▸ GIVEN EXERCISE:
Restate the whole of the material. Keep every word, and drop the pictures.

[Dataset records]
▬▬▬▬▬▬

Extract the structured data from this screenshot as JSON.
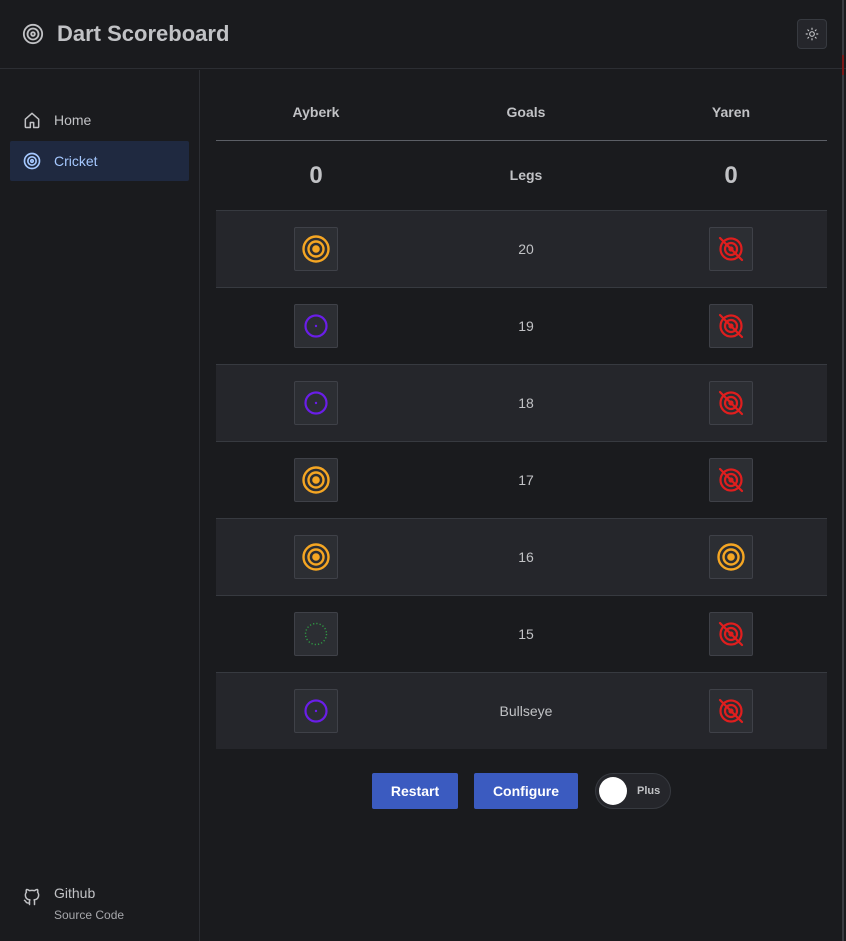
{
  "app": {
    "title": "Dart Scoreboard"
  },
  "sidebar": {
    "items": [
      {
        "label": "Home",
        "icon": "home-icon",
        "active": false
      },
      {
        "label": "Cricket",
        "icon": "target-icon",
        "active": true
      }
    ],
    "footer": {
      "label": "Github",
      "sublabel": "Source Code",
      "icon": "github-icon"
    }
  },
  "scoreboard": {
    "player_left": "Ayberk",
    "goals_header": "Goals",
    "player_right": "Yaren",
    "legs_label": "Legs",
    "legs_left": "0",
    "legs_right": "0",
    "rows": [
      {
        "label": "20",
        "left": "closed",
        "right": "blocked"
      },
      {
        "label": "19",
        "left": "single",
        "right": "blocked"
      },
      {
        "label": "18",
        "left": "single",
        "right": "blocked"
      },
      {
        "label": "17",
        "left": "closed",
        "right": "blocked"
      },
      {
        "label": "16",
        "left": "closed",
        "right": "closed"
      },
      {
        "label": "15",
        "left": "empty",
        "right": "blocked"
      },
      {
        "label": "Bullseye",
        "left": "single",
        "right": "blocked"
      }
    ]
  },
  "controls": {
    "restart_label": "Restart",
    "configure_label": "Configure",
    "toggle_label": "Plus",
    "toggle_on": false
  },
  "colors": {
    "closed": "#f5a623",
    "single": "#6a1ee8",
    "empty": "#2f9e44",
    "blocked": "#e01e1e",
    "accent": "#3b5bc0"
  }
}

▬▬▬▬▬▬

▸ RESULT FOR THIS TASK:
Extract the structured data from this screenshot as JSON.
{
  "app": {
    "title": "Dart Scoreboard"
  },
  "sidebar": {
    "items": [
      {
        "label": "Home",
        "icon": "home-icon",
        "active": false
      },
      {
        "label": "Cricket",
        "icon": "target-icon",
        "active": true
      }
    ],
    "footer": {
      "label": "Github",
      "sublabel": "Source Code",
      "icon": "github-icon"
    }
  },
  "scoreboard": {
    "player_left": "Ayberk",
    "goals_header": "Goals",
    "player_right": "Yaren",
    "legs_label": "Legs",
    "legs_left": "0",
    "legs_right": "0",
    "rows": [
      {
        "label": "20",
        "left": "closed",
        "right": "blocked"
      },
      {
        "label": "19",
        "left": "single",
        "right": "blocked"
      },
      {
        "label": "18",
        "left": "single",
        "right": "blocked"
      },
      {
        "label": "17",
        "left": "closed",
        "right": "blocked"
      },
      {
        "label": "16",
        "left": "closed",
        "right": "closed"
      },
      {
        "label": "15",
        "left": "empty",
        "right": "blocked"
      },
      {
        "label": "Bullseye",
        "left": "single",
        "right": "blocked"
      }
    ]
  },
  "controls": {
    "restart_label": "Restart",
    "configure_label": "Configure",
    "toggle_label": "Plus",
    "toggle_on": false
  },
  "colors": {
    "closed": "#f5a623",
    "single": "#6a1ee8",
    "empty": "#2f9e44",
    "blocked": "#e01e1e",
    "accent": "#3b5bc0"
  }
}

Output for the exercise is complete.